**RECORDS TO USE:**

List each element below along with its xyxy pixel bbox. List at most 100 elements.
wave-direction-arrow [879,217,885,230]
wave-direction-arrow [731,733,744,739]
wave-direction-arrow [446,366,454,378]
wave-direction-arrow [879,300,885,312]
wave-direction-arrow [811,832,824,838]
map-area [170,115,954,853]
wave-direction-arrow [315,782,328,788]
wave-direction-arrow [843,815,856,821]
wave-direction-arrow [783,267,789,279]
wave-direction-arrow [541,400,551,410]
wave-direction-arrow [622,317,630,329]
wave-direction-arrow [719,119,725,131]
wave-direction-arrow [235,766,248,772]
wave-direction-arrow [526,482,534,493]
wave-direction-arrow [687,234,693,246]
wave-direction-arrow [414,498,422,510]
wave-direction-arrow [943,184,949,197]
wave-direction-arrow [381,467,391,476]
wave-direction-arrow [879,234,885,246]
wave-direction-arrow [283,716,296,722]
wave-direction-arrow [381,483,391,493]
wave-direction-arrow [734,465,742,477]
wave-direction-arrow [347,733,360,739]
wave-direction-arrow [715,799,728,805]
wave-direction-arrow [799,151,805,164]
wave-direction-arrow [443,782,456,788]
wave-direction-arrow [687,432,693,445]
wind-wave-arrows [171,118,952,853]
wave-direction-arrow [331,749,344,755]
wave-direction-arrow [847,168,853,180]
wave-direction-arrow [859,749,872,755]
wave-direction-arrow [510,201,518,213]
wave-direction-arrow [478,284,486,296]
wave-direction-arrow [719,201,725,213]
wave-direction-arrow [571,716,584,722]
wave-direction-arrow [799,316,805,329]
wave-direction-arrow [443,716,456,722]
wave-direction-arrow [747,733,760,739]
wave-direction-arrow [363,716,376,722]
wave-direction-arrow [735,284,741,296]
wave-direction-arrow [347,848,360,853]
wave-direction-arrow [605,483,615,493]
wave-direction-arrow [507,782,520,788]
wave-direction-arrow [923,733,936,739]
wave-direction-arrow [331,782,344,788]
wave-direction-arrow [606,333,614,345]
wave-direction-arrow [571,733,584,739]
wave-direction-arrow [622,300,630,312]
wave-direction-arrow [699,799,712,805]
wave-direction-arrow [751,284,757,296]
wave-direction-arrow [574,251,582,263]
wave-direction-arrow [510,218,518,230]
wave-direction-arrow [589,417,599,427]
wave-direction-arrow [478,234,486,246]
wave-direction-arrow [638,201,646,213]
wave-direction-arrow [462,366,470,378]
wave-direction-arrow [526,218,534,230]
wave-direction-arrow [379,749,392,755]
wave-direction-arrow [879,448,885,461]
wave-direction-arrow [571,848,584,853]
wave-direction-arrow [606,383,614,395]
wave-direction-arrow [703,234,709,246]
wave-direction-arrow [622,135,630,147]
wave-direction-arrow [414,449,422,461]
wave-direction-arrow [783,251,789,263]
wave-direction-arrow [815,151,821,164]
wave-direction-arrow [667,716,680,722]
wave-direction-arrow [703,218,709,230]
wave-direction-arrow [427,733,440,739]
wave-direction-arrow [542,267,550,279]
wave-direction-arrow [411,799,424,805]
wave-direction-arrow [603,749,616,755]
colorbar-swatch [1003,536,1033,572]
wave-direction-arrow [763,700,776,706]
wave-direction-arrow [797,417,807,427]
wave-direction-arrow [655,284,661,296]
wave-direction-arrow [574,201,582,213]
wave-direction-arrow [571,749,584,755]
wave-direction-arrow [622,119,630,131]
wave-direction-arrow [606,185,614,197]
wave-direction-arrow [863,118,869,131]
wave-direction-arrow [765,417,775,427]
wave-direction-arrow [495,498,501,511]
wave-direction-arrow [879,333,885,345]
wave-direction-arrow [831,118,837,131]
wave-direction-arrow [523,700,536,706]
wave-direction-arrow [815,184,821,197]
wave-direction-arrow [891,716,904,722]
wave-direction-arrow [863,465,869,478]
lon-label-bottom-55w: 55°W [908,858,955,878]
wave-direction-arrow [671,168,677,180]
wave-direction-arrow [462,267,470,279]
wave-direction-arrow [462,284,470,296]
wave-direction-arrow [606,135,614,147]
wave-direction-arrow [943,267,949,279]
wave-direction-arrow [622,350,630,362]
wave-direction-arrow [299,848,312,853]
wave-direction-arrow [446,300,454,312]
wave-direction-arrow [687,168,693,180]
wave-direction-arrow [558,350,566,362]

**WHAT IS ASKED:**
Reproduce the lines of material above, replacing "wave-direction-arrow" with "swell-arrow" wherever it occurs and leaving everything else unchanged.

**WRITTEN ANSWER:**
List each element below along with its xyxy pixel bbox. List at most 100 elements.
swell-arrow [879,217,885,230]
swell-arrow [731,733,744,739]
swell-arrow [446,366,454,378]
swell-arrow [879,300,885,312]
swell-arrow [811,832,824,838]
map-area [170,115,954,853]
swell-arrow [315,782,328,788]
swell-arrow [843,815,856,821]
swell-arrow [783,267,789,279]
swell-arrow [541,400,551,410]
swell-arrow [622,317,630,329]
swell-arrow [719,119,725,131]
swell-arrow [235,766,248,772]
swell-arrow [526,482,534,493]
swell-arrow [687,234,693,246]
swell-arrow [414,498,422,510]
swell-arrow [943,184,949,197]
swell-arrow [381,467,391,476]
swell-arrow [879,234,885,246]
swell-arrow [283,716,296,722]
swell-arrow [381,483,391,493]
swell-arrow [734,465,742,477]
swell-arrow [347,733,360,739]
swell-arrow [715,799,728,805]
swell-arrow [799,151,805,164]
swell-arrow [443,782,456,788]
swell-arrow [687,432,693,445]
wind-wave-arrows [171,118,952,853]
swell-arrow [331,749,344,755]
swell-arrow [847,168,853,180]
swell-arrow [859,749,872,755]
swell-arrow [510,201,518,213]
swell-arrow [478,284,486,296]
swell-arrow [719,201,725,213]
swell-arrow [571,716,584,722]
swell-arrow [799,316,805,329]
swell-arrow [443,716,456,722]
swell-arrow [747,733,760,739]
swell-arrow [363,716,376,722]
swell-arrow [735,284,741,296]
swell-arrow [347,848,360,853]
swell-arrow [605,483,615,493]
swell-arrow [507,782,520,788]
swell-arrow [923,733,936,739]
swell-arrow [331,782,344,788]
swell-arrow [606,333,614,345]
swell-arrow [571,733,584,739]
swell-arrow [622,300,630,312]
swell-arrow [699,799,712,805]
swell-arrow [751,284,757,296]
swell-arrow [574,251,582,263]
swell-arrow [510,218,518,230]
swell-arrow [589,417,599,427]
swell-arrow [478,234,486,246]
swell-arrow [638,201,646,213]
swell-arrow [462,366,470,378]
swell-arrow [526,218,534,230]
swell-arrow [379,749,392,755]
swell-arrow [879,448,885,461]
swell-arrow [571,848,584,853]
swell-arrow [606,383,614,395]
swell-arrow [703,234,709,246]
swell-arrow [622,135,630,147]
swell-arrow [414,449,422,461]
swell-arrow [783,251,789,263]
swell-arrow [815,151,821,164]
swell-arrow [667,716,680,722]
swell-arrow [703,218,709,230]
swell-arrow [427,733,440,739]
swell-arrow [542,267,550,279]
swell-arrow [411,799,424,805]
swell-arrow [603,749,616,755]
colorbar-swatch [1003,536,1033,572]
swell-arrow [763,700,776,706]
swell-arrow [797,417,807,427]
swell-arrow [655,284,661,296]
swell-arrow [574,201,582,213]
swell-arrow [571,749,584,755]
swell-arrow [622,119,630,131]
swell-arrow [606,185,614,197]
swell-arrow [863,118,869,131]
swell-arrow [765,417,775,427]
swell-arrow [495,498,501,511]
swell-arrow [879,333,885,345]
swell-arrow [831,118,837,131]
swell-arrow [523,700,536,706]
swell-arrow [815,184,821,197]
swell-arrow [891,716,904,722]
swell-arrow [863,465,869,478]
lon-label-bottom-55w: 55°W [908,858,955,878]
swell-arrow [671,168,677,180]
swell-arrow [462,267,470,279]
swell-arrow [462,284,470,296]
swell-arrow [606,135,614,147]
swell-arrow [943,267,949,279]
swell-arrow [622,350,630,362]
swell-arrow [299,848,312,853]
swell-arrow [446,300,454,312]
swell-arrow [687,168,693,180]
swell-arrow [558,350,566,362]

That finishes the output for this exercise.